- WRITTEN INSTRUCTION -
In the records below, find each line with the word "title" and copy it.

- RECORDS SUPPLIED -
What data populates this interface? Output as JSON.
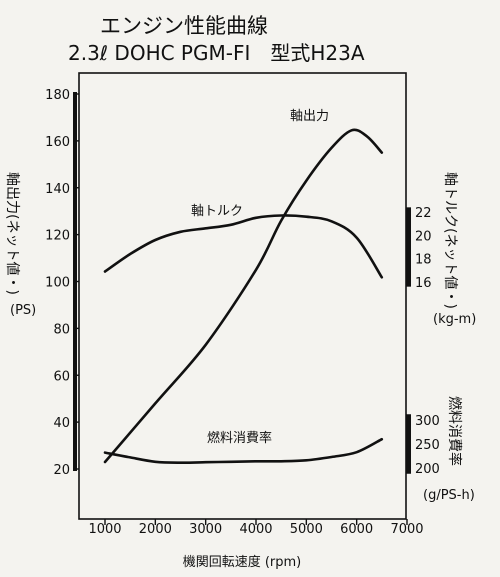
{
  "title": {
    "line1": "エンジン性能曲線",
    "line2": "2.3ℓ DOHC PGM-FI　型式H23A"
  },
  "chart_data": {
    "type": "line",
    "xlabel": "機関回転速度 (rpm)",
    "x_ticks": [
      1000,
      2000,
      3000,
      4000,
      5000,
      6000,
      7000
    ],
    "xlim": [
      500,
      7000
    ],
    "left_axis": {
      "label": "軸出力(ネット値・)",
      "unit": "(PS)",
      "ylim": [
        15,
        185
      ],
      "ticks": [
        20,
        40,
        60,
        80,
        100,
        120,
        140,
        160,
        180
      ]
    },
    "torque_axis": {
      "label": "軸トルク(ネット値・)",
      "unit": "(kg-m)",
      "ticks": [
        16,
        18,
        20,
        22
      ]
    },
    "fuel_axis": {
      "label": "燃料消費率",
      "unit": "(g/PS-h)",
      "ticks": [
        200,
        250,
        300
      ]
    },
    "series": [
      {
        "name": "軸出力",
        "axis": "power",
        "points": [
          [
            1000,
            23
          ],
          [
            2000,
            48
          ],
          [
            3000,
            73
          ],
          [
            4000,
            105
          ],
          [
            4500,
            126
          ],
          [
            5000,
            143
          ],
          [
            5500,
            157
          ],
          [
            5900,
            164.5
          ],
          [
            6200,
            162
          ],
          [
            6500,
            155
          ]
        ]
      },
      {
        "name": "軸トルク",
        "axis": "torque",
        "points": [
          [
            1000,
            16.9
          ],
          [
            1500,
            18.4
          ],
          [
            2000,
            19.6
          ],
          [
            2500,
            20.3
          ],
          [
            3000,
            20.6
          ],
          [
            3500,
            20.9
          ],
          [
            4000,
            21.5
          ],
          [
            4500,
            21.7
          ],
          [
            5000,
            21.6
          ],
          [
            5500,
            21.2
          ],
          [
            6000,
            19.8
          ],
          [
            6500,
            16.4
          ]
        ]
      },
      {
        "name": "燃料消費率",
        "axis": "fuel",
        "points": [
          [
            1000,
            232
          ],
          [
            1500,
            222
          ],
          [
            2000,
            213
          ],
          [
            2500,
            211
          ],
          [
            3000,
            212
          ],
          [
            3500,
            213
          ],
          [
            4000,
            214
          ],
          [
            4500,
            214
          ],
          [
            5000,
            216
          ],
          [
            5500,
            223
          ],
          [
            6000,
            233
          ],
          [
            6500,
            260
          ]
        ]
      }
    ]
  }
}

...

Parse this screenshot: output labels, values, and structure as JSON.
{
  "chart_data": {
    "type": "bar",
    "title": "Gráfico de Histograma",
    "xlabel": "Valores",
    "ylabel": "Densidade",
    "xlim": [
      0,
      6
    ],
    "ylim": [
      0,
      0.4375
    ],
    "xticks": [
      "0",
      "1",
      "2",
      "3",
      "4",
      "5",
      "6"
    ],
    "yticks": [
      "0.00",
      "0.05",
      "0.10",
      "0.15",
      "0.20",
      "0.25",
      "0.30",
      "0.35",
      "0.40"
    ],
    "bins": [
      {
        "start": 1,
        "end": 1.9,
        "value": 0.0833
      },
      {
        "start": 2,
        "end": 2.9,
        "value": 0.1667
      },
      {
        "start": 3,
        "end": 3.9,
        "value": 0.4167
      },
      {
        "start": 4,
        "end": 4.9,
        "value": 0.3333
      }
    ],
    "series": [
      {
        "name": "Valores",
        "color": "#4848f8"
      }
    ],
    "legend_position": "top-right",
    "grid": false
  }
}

==

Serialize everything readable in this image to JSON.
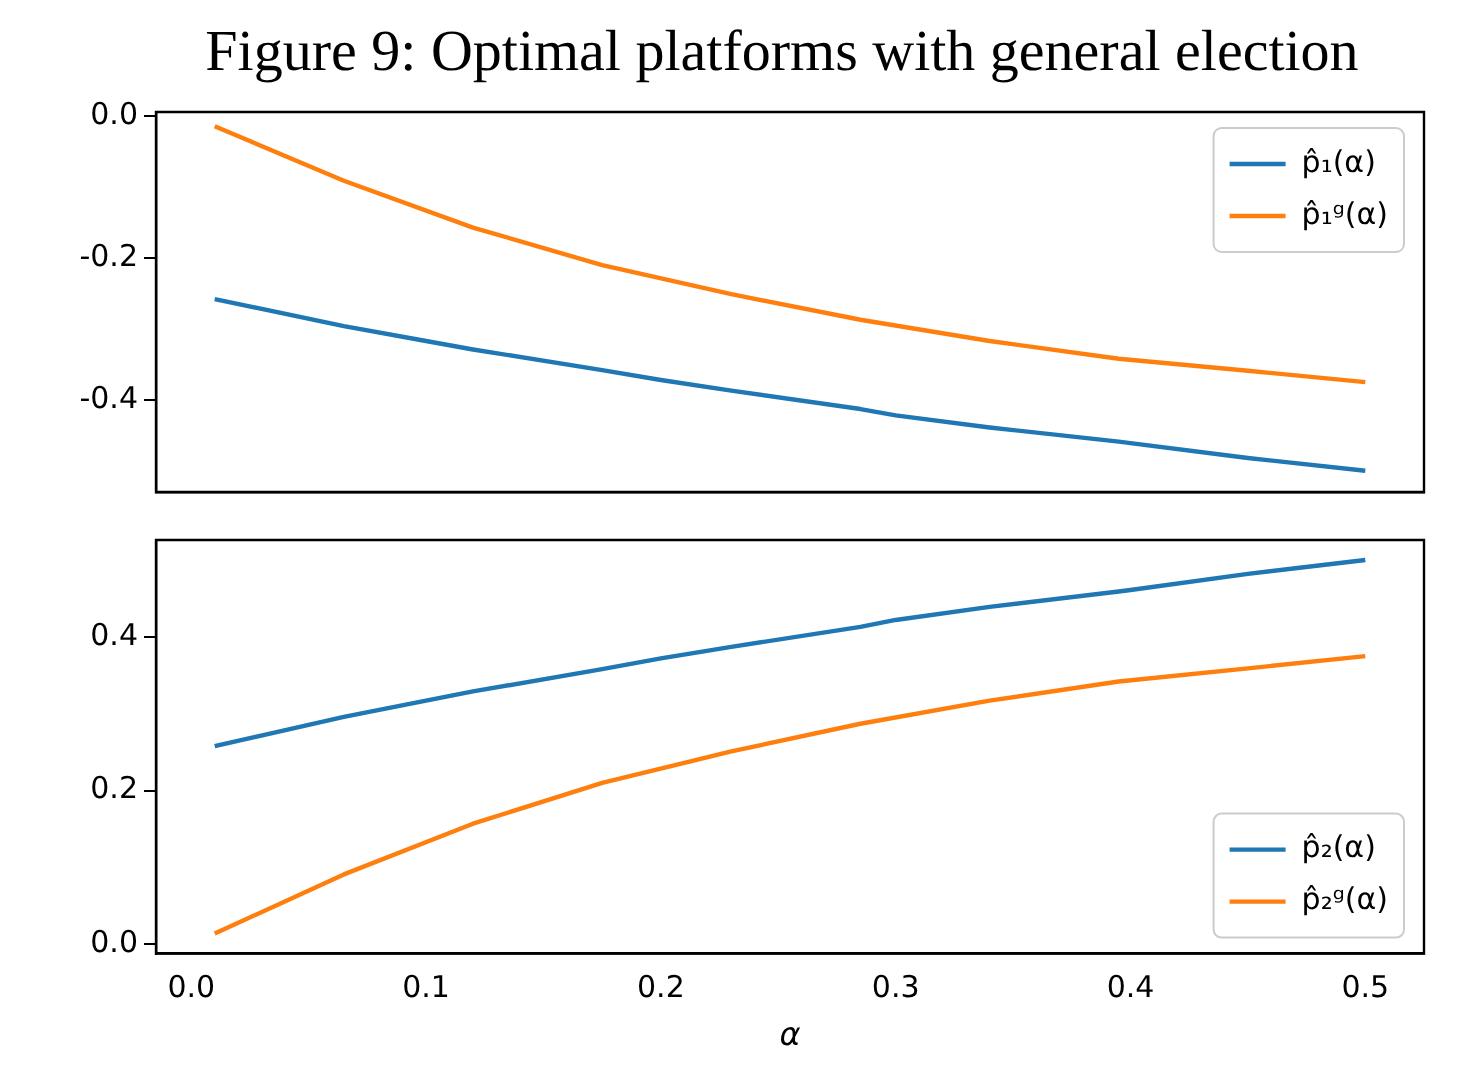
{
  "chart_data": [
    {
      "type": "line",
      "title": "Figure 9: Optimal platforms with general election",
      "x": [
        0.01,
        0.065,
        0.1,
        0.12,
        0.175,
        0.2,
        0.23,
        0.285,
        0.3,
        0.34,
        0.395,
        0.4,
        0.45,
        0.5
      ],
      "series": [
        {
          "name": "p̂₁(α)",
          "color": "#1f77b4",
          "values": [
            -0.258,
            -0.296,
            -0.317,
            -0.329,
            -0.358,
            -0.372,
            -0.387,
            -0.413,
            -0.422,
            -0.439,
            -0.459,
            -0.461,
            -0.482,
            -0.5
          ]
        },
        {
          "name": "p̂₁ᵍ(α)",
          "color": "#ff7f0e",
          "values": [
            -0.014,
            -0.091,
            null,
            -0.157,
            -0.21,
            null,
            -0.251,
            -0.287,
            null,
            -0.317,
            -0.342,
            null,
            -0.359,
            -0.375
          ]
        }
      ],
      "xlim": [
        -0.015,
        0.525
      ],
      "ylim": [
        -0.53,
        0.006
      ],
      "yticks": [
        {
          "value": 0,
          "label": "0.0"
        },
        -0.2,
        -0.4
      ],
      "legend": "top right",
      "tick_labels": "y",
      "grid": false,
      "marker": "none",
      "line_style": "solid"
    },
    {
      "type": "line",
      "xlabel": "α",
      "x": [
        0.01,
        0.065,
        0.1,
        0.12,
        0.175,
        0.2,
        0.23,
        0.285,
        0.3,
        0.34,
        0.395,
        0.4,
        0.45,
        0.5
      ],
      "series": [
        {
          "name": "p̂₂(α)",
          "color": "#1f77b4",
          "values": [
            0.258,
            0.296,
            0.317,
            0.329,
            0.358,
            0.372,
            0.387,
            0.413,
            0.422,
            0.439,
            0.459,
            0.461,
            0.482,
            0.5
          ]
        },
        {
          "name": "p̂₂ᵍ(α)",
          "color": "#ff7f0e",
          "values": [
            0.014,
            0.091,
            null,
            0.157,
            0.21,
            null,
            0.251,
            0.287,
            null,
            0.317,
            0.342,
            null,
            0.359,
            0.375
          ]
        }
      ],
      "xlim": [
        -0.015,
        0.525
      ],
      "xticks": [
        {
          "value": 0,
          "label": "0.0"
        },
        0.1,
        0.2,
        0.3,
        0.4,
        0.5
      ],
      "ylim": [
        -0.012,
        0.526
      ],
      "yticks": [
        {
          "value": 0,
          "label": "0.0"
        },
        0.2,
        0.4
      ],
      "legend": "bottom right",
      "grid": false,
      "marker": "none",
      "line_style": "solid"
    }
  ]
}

- THE SOLUTION -
  "title": {
    "title": "Gráfico de Histograma",
      "title": "Figure 9: Optimal platforms with general election",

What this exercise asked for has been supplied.